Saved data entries
►

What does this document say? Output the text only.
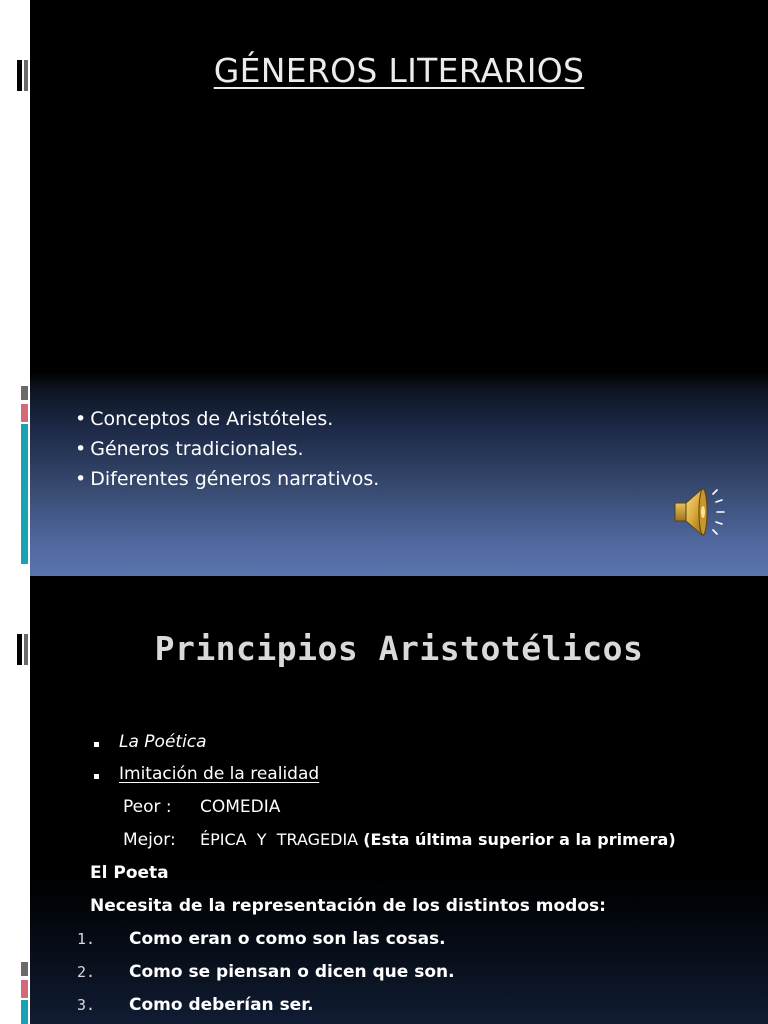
GÉNEROS LITERARIOS
• Conceptos de Aristóteles.
• Géneros tradicionales.
• Diferentes géneros narrativos.
Principios Aristotélicos
La Poética
Imitación de la realidad
Peor : COMEDIA
Mejor: ÉPICA  Y  TRAGEDIA (Esta última superior a la primera)
El Poeta
Necesita de la representación de los distintos modos:
1. Como eran o como son las cosas.
2. Como se piensan o dicen que son.
3. Como deberían ser.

◄

▶ **The request**:
All of the entries above should be duplicated exactly, except for the pictures.

▶ **The completed task**:
What does this document say? Output the text only.
GÉNEROS LITERARIOS
• Conceptos de Aristóteles.
• Géneros tradicionales.
• Diferentes géneros narrativos.
Principios Aristotélicos
La Poética
Imitación de la realidad
Peor : COMEDIA
Mejor: ÉPICA  Y  TRAGEDIA (Esta última superior a la primera)
El Poeta
Necesita de la representación de los distintos modos:
1. Como eran o como son las cosas.
2. Como se piensan o dicen que son.
3. Como deberían ser.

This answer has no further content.